Start of Provided material

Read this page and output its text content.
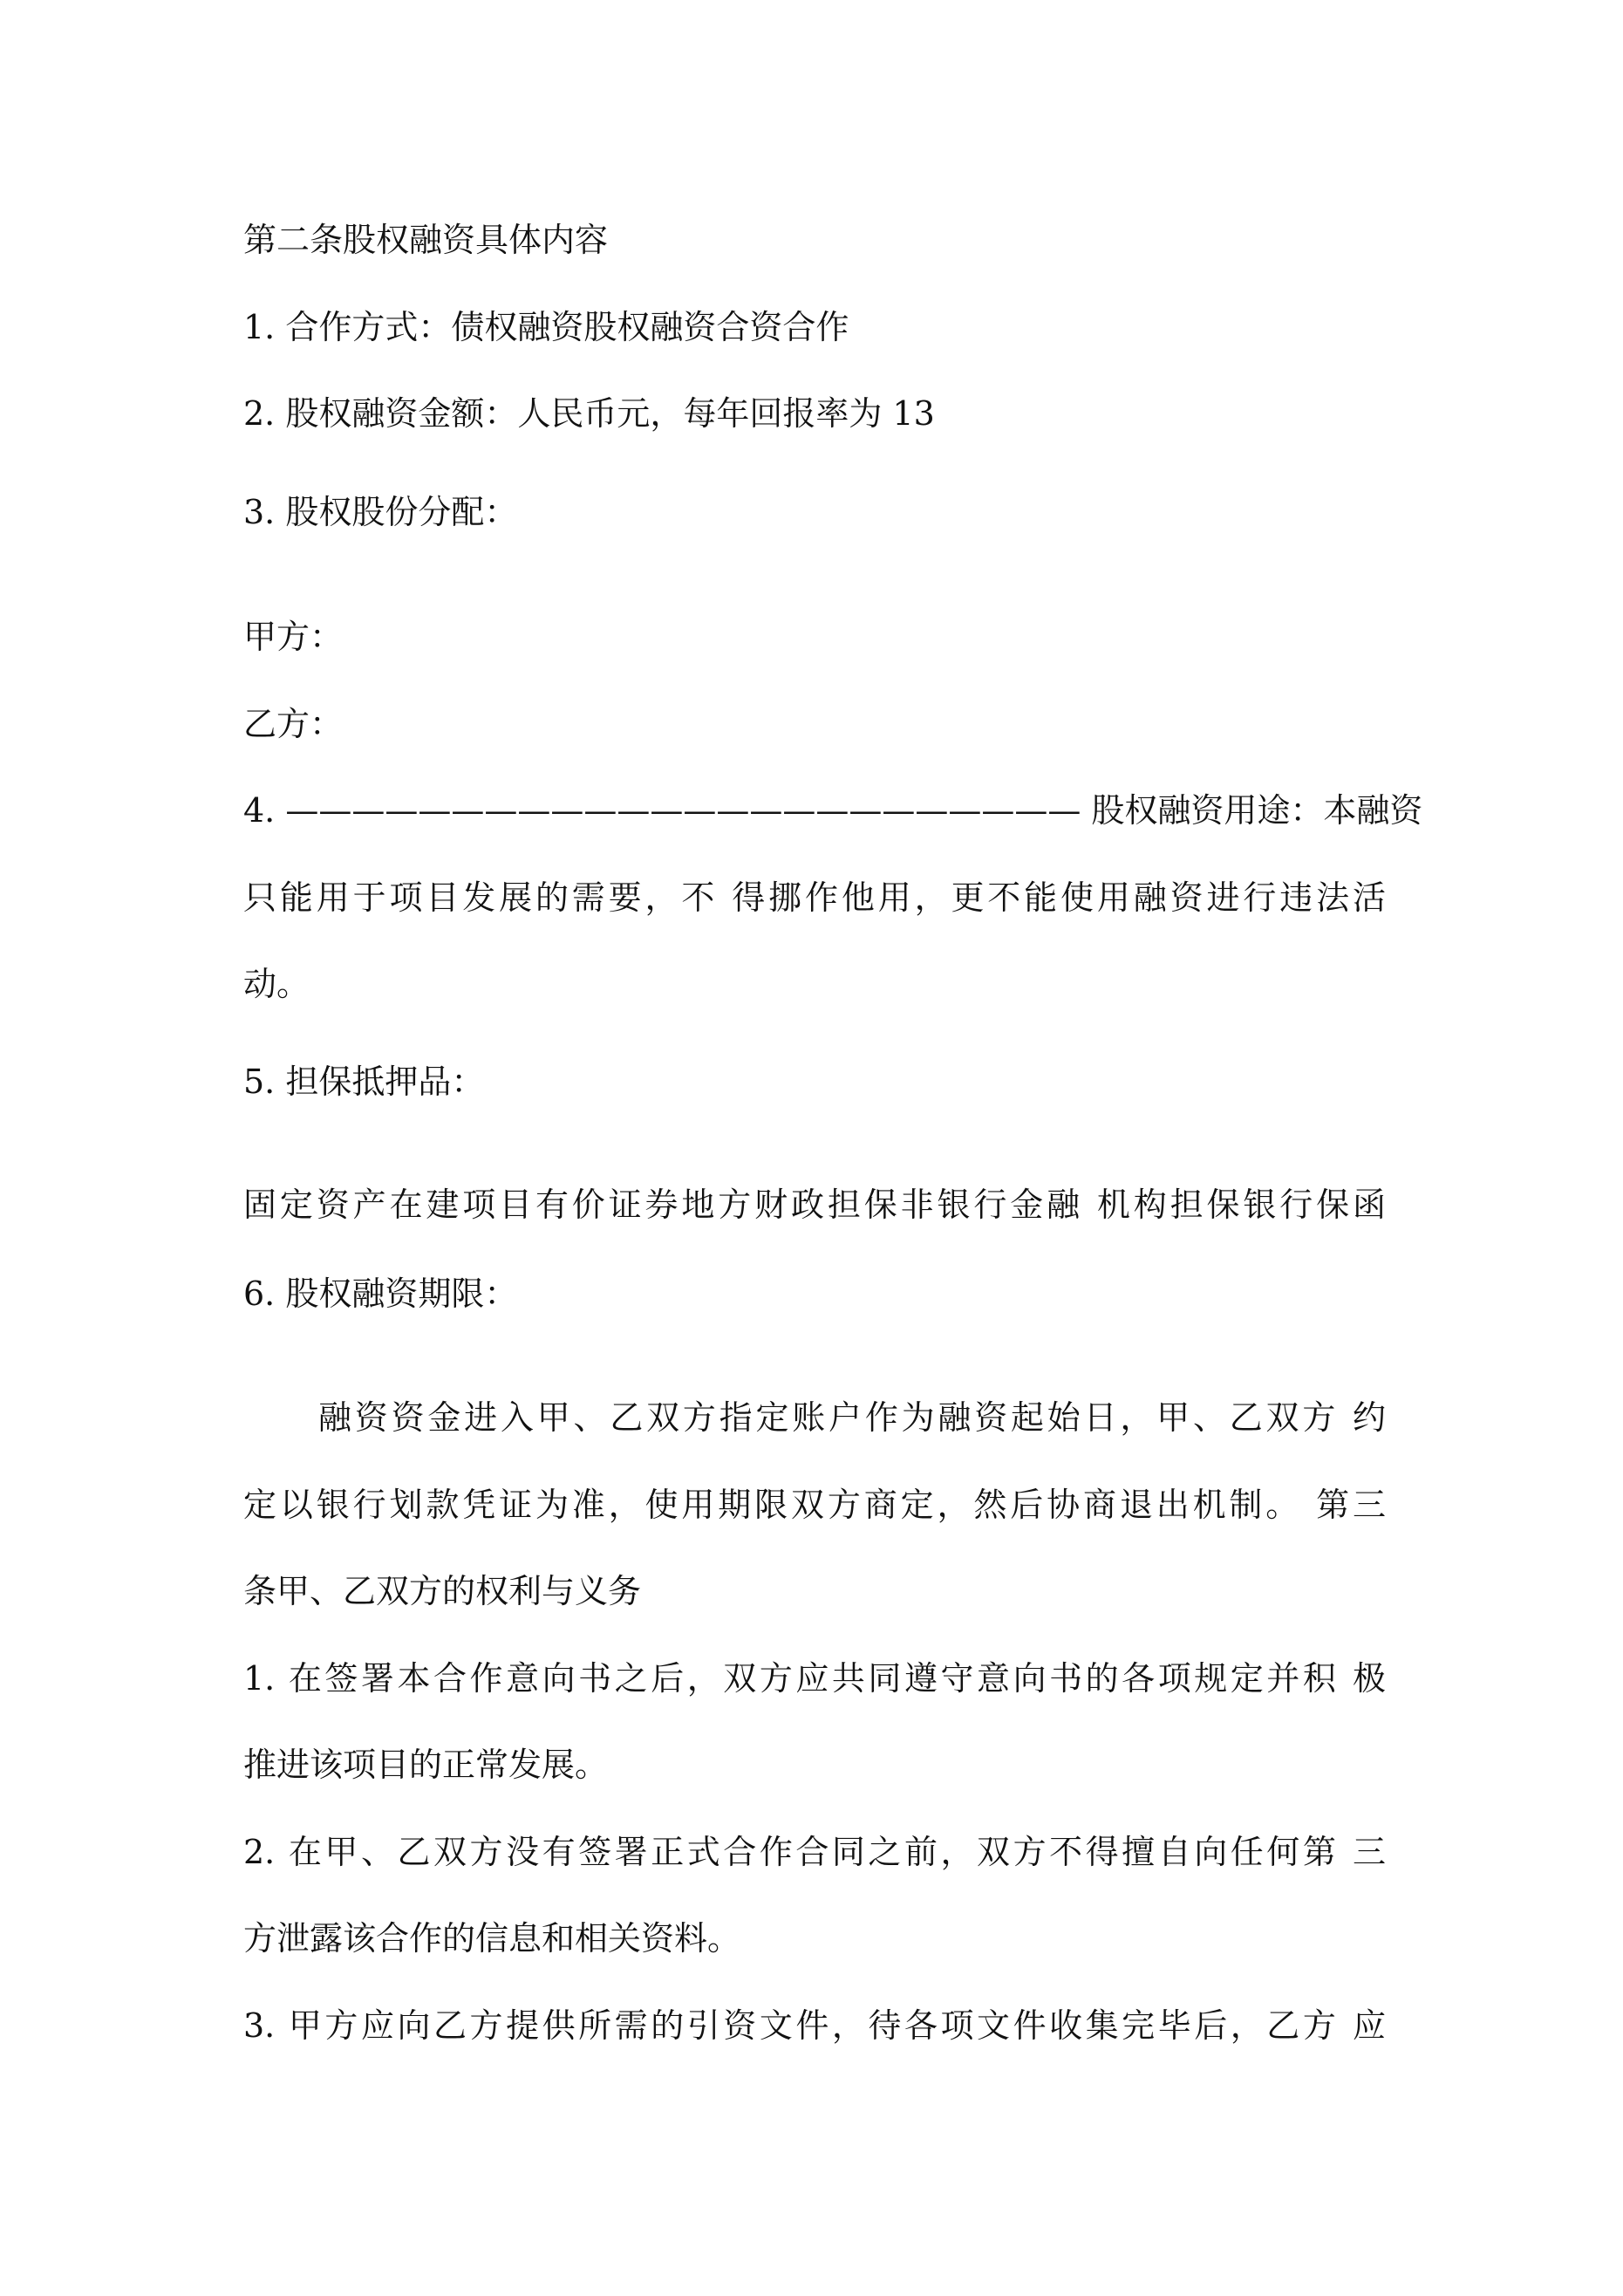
第二条股权融资具体内容
1. 合作方式：债权融资股权融资合资合作
2. 股权融资金额：人民币元，每年回报率为 13
3. 股权股份分配：
甲方：
乙方：
4. ———————————————————————— 股权融资用途：本融资
只能用于项目发展的需要，不 得挪作他用，更不能使用融资进行违法活
动。
5. 担保抵押品：
固定资产在建项目有价证券地方财政担保非银行金融 机构担保银行保函
6. 股权融资期限：
融资资金进入甲、乙双方指定账户作为融资起始日，甲、乙双方 约
定以银行划款凭证为准，使用期限双方商定，然后协商退出机制。 第三
条甲、乙双方的权利与义务
1. 在签署本合作意向书之后，双方应共同遵守意向书的各项规定并积 极
推进该项目的正常发展。
2. 在甲、乙双方没有签署正式合作合同之前，双方不得擅自向任何第 三
方泄露该合作的信息和相关资料。
3. 甲方应向乙方提供所需的引资文件，待各项文件收集完毕后，乙方 应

End of Provided material

Every record above should be written out again exactly; the pictures stay out of the copy.

Task result ->
Read this page and output its text content.
第二条股权融资具体内容
1. 合作方式：债权融资股权融资合资合作
2. 股权融资金额：人民币元，每年回报率为 13
3. 股权股份分配：
甲方：
乙方：
4. ———————————————————————— 股权融资用途：本融资
只能用于项目发展的需要，不 得挪作他用，更不能使用融资进行违法活
动。
5. 担保抵押品：
固定资产在建项目有价证券地方财政担保非银行金融 机构担保银行保函
6. 股权融资期限：
融资资金进入甲、乙双方指定账户作为融资起始日，甲、乙双方 约
定以银行划款凭证为准，使用期限双方商定，然后协商退出机制。 第三
条甲、乙双方的权利与义务
1. 在签署本合作意向书之后，双方应共同遵守意向书的各项规定并积 极
推进该项目的正常发展。
2. 在甲、乙双方没有签署正式合作合同之前，双方不得擅自向任何第 三
方泄露该合作的信息和相关资料。
3. 甲方应向乙方提供所需的引资文件，待各项文件收集完毕后，乙方 应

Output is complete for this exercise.